# DATA EXTRACT
## begin
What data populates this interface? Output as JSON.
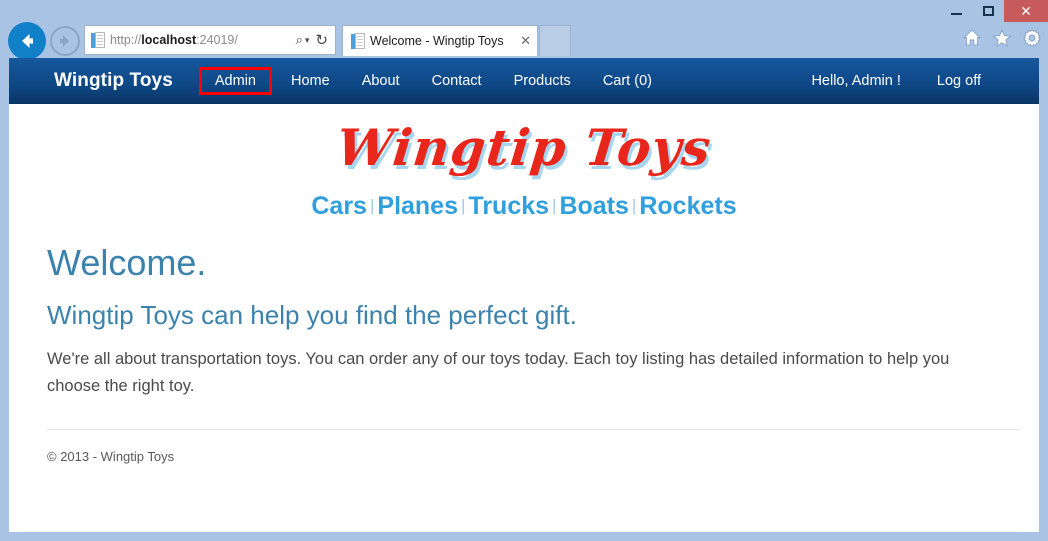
{
  "window": {
    "minimize_label": "–",
    "maximize_label": "☐",
    "close_label": "✕",
    "frame_color": "#a8c3e4",
    "close_color": "#c75b5b"
  },
  "browser": {
    "back_icon": "back-arrow-icon",
    "forward_icon": "forward-arrow-icon",
    "address": {
      "url_scheme": "http://",
      "url_host": "localhost",
      "url_rest": ":24019/",
      "search_icon": "⌕",
      "dropdown_icon": "▾",
      "refresh_icon": "↻"
    },
    "tab": {
      "title": "Welcome - Wingtip Toys",
      "close_label": "✕"
    },
    "toolbar_icons": [
      "home-icon",
      "favorites-star-icon",
      "settings-gear-icon"
    ]
  },
  "navbar": {
    "brand": "Wingtip Toys",
    "links": [
      {
        "label": "Admin",
        "highlighted": true
      },
      {
        "label": "Home",
        "highlighted": false
      },
      {
        "label": "About",
        "highlighted": false
      },
      {
        "label": "Contact",
        "highlighted": false
      },
      {
        "label": "Products",
        "highlighted": false
      },
      {
        "label": "Cart (0)",
        "highlighted": false
      }
    ],
    "right_links": [
      {
        "label": "Hello, Admin !"
      },
      {
        "label": "Log off"
      }
    ],
    "highlight_color": "#ff0000",
    "gradient_top": "#17589e",
    "gradient_bottom": "#083562"
  },
  "logo": {
    "text": "Wingtip Toys",
    "color": "#e8261c",
    "shadow_color": "#a9d6ef"
  },
  "categories": {
    "separator": "|",
    "color": "#2f9fdd",
    "items": [
      {
        "label": "Cars"
      },
      {
        "label": "Planes"
      },
      {
        "label": "Trucks"
      },
      {
        "label": "Boats"
      },
      {
        "label": "Rockets"
      }
    ]
  },
  "main": {
    "headline": "Welcome.",
    "subhead": "Wingtip Toys can help you find the perfect gift.",
    "body": "We're all about transportation toys. You can order any of our toys today. Each toy listing has detailed information to help you choose the right toy.",
    "heading_color": "#3b82ac"
  },
  "footer": {
    "text": "© 2013 - Wingtip Toys"
  }
}
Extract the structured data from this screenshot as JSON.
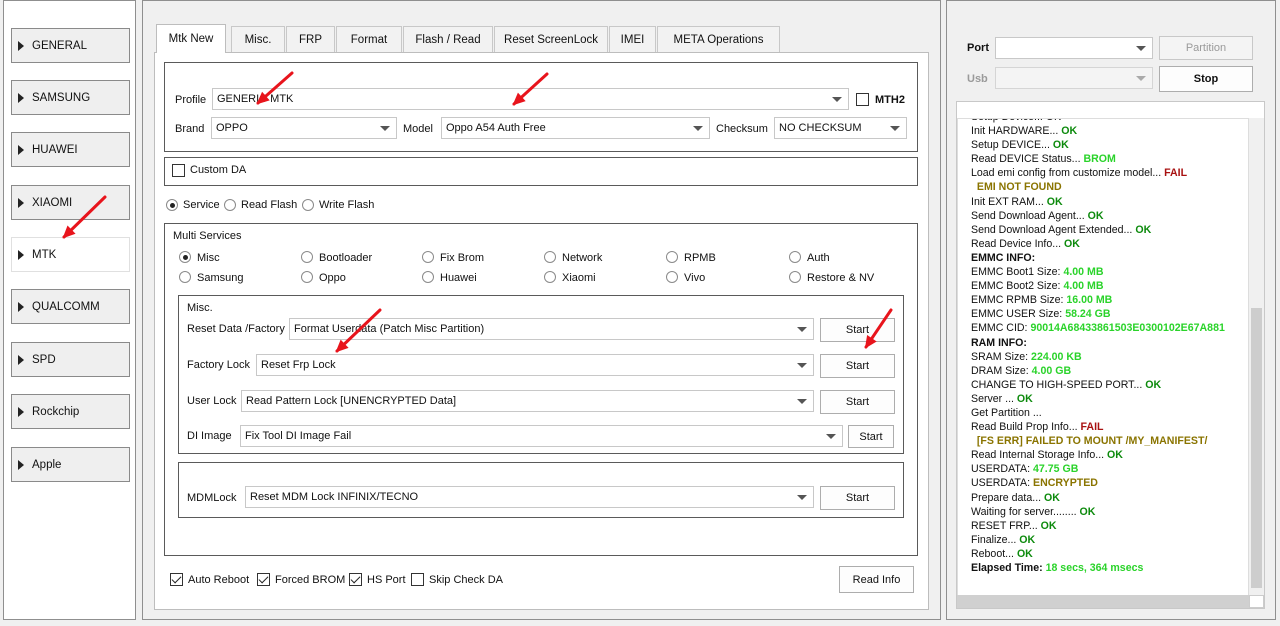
## end
# EXERCISE DIRECTIONS
Across the data, tally the lines containing "text" and give back the number alone.

# RESPONSE TO THIS EXERCISE
2